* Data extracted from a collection

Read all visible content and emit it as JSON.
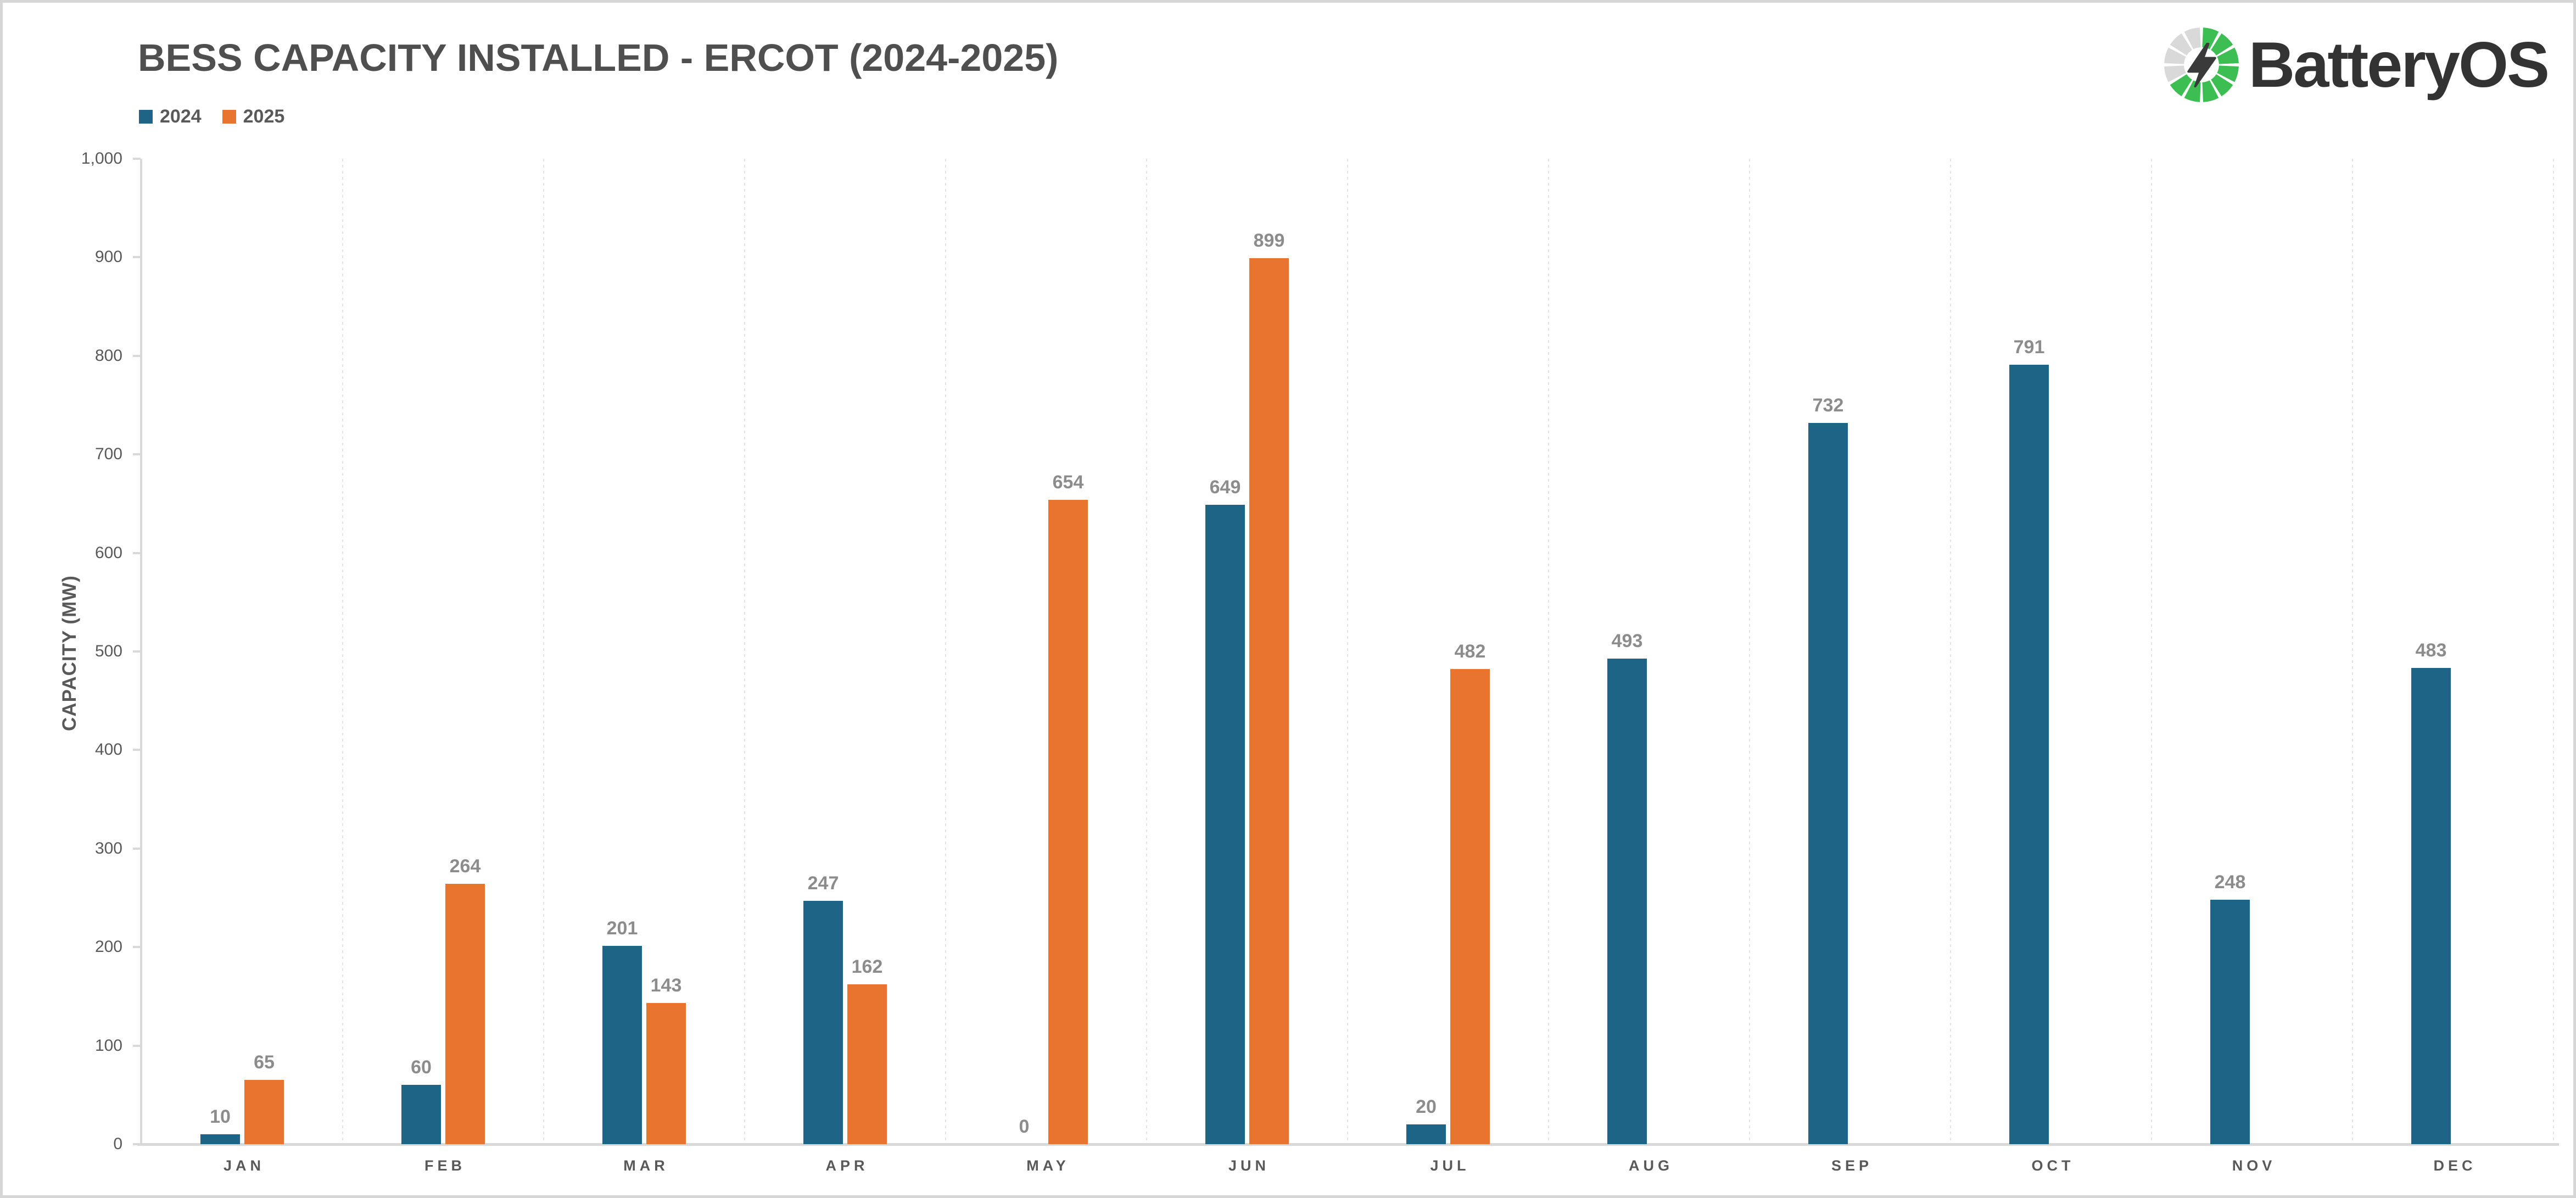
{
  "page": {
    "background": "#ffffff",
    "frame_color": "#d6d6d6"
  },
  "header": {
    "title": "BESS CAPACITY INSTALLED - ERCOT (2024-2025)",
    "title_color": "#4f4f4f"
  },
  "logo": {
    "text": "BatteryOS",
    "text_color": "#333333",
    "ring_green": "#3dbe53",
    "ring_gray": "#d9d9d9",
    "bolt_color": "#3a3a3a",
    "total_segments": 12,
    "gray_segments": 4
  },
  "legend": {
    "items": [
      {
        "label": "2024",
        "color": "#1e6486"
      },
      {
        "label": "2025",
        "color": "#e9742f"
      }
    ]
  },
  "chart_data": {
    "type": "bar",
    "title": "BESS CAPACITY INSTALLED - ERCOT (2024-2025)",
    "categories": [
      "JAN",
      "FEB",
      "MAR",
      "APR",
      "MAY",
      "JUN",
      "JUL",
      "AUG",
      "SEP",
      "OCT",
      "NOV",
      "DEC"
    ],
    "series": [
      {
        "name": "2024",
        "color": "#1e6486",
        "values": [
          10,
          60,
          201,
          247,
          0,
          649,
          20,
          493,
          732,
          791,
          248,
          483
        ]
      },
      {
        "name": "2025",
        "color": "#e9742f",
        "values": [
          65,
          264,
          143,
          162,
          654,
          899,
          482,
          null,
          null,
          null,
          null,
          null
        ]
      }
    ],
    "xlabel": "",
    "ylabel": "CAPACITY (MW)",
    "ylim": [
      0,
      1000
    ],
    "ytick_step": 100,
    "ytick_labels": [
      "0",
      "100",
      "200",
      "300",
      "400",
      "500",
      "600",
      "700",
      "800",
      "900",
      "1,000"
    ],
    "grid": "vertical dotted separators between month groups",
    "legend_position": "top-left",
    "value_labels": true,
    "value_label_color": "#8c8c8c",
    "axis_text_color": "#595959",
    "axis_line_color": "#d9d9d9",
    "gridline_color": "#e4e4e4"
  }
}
---
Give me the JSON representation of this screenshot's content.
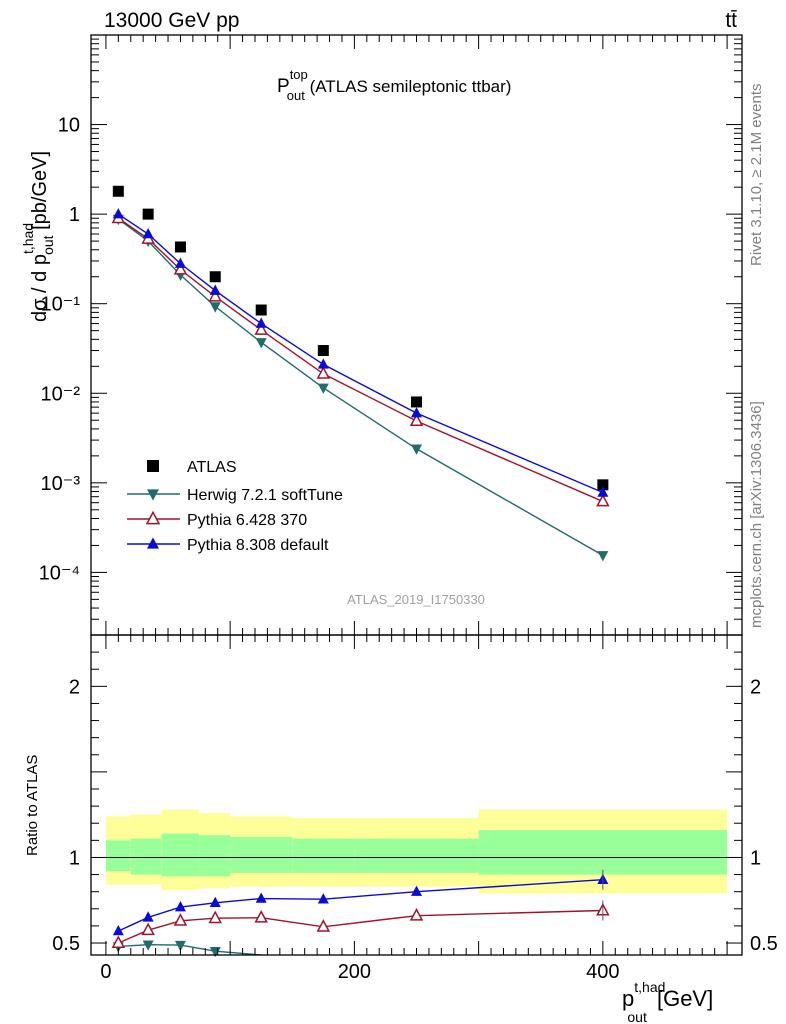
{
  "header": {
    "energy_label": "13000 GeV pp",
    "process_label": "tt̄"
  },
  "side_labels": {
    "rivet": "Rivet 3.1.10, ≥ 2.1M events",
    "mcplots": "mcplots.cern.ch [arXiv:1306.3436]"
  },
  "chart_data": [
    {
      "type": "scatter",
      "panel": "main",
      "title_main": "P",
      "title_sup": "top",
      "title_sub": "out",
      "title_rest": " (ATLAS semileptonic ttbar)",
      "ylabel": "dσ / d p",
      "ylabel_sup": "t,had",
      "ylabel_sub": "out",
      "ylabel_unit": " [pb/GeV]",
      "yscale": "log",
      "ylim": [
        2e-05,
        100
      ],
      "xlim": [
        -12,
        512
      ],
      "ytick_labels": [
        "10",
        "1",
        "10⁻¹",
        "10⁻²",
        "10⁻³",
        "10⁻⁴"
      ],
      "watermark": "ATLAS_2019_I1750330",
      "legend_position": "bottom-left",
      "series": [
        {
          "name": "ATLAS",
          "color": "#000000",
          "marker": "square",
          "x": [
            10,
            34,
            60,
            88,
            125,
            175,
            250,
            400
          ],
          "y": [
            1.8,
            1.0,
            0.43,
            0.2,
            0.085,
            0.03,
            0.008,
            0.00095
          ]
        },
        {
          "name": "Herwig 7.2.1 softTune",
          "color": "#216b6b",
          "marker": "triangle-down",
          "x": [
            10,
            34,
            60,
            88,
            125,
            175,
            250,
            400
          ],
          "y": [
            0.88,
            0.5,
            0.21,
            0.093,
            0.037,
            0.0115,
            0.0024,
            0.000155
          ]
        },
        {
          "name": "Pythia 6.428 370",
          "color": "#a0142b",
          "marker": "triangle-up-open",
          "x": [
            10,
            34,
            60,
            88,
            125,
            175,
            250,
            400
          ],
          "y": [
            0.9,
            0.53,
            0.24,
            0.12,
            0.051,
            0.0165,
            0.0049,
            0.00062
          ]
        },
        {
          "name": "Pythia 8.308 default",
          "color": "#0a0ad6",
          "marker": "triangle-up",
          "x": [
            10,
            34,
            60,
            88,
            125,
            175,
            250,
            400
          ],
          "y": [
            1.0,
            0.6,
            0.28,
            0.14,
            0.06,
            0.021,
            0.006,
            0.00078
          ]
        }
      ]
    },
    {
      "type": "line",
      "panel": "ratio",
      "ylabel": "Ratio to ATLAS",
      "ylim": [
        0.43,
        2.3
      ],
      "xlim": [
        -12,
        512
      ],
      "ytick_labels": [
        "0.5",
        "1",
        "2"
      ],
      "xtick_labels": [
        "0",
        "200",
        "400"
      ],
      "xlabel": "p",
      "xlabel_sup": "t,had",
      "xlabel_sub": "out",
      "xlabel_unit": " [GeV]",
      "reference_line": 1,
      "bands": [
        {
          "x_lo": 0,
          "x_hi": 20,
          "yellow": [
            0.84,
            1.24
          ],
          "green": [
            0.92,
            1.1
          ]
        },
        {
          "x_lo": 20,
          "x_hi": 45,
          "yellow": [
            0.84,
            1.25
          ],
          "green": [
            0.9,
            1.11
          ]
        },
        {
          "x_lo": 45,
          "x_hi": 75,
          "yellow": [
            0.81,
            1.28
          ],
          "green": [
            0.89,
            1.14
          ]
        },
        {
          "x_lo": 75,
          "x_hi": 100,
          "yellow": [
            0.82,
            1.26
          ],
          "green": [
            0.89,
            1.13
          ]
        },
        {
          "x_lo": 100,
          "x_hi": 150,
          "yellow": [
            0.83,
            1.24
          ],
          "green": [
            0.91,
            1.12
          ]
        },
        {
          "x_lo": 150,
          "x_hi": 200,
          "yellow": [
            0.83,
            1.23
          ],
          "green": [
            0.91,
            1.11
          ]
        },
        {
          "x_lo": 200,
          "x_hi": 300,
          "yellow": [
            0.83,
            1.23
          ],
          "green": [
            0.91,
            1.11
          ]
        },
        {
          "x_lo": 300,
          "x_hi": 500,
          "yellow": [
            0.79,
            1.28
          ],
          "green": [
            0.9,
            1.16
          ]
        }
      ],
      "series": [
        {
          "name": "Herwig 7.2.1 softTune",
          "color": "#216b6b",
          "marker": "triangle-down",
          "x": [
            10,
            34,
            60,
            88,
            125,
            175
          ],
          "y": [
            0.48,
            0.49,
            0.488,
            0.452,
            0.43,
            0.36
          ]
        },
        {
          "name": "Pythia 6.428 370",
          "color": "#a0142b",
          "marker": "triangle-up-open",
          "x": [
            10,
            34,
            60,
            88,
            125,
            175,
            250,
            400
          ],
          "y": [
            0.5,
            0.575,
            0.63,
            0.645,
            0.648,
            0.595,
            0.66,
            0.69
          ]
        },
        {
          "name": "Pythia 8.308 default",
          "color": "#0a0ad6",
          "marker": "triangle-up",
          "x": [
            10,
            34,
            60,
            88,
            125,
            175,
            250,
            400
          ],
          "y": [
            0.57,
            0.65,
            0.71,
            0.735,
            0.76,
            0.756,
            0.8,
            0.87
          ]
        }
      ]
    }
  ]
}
---
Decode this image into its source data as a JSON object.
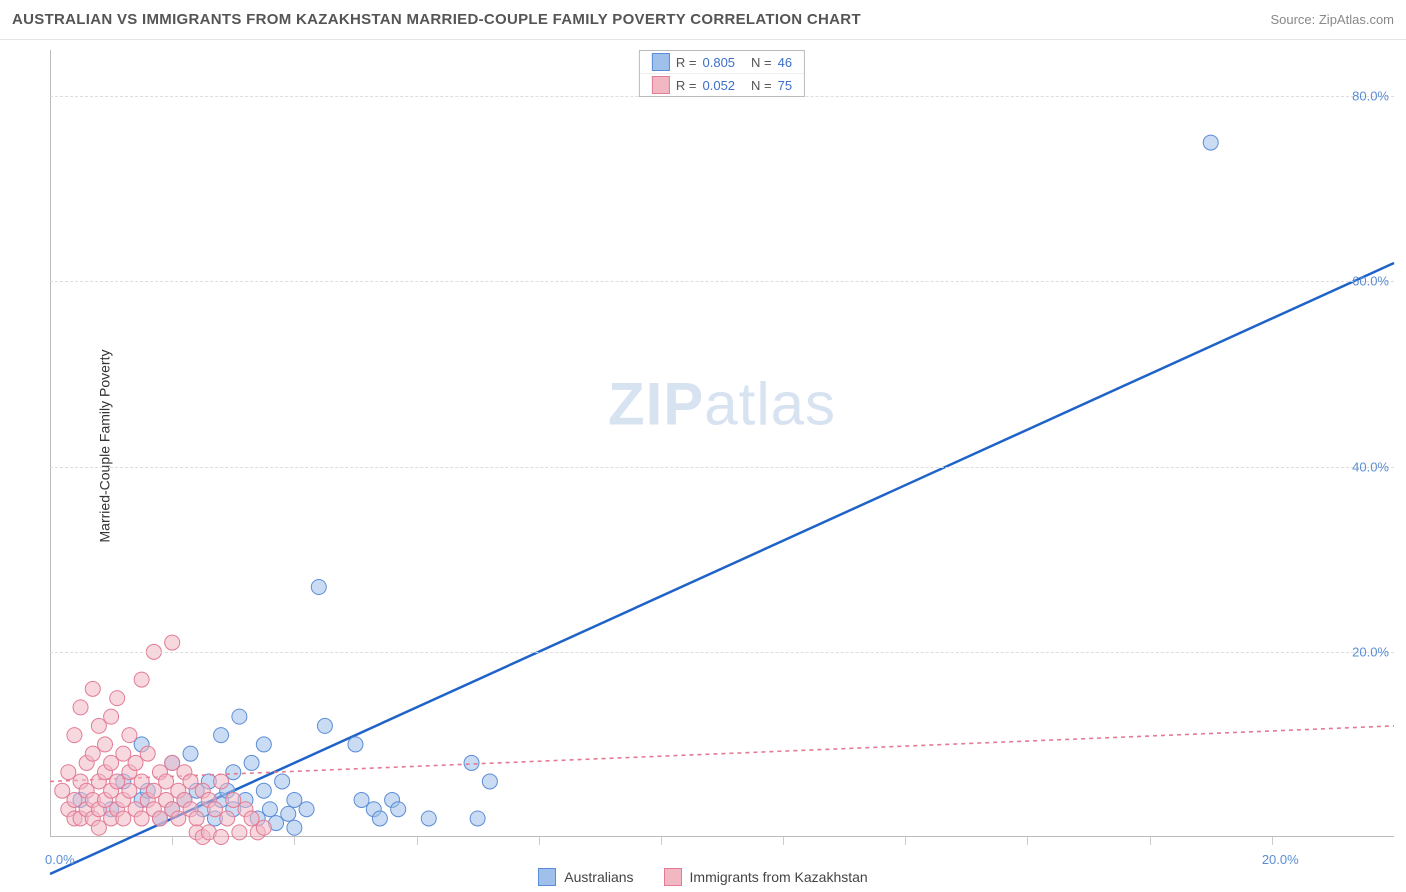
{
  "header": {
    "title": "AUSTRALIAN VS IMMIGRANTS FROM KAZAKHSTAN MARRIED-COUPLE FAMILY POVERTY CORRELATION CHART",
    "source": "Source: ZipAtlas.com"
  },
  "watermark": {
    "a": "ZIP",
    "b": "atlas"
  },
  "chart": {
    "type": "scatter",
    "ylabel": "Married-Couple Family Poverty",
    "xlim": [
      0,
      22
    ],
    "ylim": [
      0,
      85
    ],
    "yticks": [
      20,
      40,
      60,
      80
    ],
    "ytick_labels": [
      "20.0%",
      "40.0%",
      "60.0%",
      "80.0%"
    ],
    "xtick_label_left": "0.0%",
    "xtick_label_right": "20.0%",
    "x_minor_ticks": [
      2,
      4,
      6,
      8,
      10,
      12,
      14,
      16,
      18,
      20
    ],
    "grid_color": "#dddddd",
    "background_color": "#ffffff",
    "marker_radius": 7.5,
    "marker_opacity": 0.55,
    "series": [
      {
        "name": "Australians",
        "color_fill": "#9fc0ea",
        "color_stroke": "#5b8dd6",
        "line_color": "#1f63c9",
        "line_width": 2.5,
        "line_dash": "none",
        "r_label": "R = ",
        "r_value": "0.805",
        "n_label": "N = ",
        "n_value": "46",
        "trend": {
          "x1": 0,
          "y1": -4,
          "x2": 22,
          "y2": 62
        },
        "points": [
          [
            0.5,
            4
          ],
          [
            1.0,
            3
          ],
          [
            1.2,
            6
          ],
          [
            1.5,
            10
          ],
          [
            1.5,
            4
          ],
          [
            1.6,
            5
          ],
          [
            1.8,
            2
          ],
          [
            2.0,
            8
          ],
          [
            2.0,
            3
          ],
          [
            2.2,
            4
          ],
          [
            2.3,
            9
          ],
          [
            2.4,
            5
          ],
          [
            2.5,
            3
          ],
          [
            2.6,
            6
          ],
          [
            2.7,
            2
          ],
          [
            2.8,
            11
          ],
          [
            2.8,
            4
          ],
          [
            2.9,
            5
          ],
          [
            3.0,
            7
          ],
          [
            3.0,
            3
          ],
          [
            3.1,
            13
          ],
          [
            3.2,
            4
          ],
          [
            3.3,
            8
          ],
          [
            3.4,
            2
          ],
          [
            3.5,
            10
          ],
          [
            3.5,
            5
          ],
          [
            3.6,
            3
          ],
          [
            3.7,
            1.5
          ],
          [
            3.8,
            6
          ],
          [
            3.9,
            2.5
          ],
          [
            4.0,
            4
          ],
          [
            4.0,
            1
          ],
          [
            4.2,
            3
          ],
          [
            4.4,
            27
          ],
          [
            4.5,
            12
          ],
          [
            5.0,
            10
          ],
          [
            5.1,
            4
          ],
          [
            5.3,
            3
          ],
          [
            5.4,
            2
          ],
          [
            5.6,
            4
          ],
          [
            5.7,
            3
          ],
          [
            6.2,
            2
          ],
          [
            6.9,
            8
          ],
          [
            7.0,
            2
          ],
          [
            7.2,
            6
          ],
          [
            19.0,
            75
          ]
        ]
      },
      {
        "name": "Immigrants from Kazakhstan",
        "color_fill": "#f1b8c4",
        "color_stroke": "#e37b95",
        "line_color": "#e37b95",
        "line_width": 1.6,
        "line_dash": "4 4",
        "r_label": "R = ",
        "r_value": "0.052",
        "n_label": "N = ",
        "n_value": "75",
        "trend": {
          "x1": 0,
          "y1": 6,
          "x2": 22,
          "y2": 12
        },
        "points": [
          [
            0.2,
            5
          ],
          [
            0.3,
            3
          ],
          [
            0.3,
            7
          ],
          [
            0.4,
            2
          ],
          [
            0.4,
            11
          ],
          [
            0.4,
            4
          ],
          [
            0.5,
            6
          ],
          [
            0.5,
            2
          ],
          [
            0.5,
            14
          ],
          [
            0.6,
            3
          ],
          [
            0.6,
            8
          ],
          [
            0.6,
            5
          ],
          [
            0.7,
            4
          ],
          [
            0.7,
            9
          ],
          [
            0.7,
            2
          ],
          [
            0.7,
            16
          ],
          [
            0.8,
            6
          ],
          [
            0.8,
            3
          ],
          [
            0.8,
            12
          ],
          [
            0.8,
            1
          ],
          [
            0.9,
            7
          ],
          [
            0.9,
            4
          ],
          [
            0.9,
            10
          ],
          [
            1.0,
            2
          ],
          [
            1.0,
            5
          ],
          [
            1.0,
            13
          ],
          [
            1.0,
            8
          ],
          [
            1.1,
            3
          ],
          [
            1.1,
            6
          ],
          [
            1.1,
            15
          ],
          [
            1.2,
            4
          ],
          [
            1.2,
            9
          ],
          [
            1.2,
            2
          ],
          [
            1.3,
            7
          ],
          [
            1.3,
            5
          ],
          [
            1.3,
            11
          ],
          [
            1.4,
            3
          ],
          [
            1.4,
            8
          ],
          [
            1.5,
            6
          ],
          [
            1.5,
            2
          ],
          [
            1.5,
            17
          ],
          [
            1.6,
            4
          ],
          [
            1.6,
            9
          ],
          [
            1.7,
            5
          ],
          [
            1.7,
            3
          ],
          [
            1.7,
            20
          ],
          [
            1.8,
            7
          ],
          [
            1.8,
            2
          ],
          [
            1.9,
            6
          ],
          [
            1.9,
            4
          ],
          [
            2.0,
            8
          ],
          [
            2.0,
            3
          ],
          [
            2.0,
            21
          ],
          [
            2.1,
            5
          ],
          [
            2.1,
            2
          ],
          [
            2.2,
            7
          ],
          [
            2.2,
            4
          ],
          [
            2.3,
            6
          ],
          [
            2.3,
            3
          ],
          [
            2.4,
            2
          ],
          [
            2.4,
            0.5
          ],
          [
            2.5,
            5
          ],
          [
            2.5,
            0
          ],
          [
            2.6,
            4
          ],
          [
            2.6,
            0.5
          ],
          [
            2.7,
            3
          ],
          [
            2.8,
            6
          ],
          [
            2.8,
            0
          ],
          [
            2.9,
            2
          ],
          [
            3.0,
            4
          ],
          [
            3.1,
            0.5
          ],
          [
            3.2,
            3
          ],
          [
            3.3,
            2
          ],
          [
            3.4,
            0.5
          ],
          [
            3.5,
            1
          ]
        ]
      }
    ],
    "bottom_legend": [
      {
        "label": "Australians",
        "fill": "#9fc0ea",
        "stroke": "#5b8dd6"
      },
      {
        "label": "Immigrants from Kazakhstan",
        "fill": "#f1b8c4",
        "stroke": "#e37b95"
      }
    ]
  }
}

* WHAT YOU NEED TO DO
Scan the material above for the word "type". Copy each line where it occurs.

* SOLUTION FOR THIS EXERCISE
    "type": "bar",
      "type": "scatter",
      "type": "line",
    "type": "scatter",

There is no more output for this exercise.